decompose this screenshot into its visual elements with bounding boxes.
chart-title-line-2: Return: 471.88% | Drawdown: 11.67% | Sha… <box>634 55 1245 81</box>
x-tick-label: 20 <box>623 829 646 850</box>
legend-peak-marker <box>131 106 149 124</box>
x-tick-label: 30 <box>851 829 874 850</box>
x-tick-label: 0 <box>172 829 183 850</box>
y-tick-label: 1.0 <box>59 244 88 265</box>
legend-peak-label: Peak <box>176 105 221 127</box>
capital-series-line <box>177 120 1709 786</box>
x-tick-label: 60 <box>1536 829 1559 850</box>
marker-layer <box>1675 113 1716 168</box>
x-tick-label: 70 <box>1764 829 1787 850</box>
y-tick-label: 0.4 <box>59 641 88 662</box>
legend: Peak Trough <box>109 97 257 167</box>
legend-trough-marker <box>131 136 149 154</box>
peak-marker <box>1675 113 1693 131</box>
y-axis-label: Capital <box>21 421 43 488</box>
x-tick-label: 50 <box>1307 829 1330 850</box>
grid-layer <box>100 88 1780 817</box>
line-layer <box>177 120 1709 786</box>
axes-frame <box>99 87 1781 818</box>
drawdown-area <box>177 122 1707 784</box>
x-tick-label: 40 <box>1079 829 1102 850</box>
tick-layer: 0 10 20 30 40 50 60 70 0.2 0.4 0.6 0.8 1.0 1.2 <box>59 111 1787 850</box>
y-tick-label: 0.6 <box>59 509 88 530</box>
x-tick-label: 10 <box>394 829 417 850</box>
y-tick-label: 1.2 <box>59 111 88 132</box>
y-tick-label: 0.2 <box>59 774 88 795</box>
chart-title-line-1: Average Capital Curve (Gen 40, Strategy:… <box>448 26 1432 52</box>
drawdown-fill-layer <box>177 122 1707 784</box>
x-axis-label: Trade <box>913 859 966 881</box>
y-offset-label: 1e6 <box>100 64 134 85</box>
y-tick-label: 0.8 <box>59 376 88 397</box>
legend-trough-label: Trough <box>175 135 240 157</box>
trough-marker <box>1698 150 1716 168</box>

---

### Aim
Copy the listing above word for word, starting at its first line and ending at the line that contains "y-tick-label: 1.0 <box>59 244 88 265</box>", with both of those lines included.

### Solution for this task
decompose this screenshot into its visual elements with bounding boxes.
chart-title-line-2: Return: 471.88% | Drawdown: 11.67% | Sha… <box>634 55 1245 81</box>
x-tick-label: 20 <box>623 829 646 850</box>
legend-peak-marker <box>131 106 149 124</box>
x-tick-label: 30 <box>851 829 874 850</box>
x-tick-label: 0 <box>172 829 183 850</box>
y-tick-label: 1.0 <box>59 244 88 265</box>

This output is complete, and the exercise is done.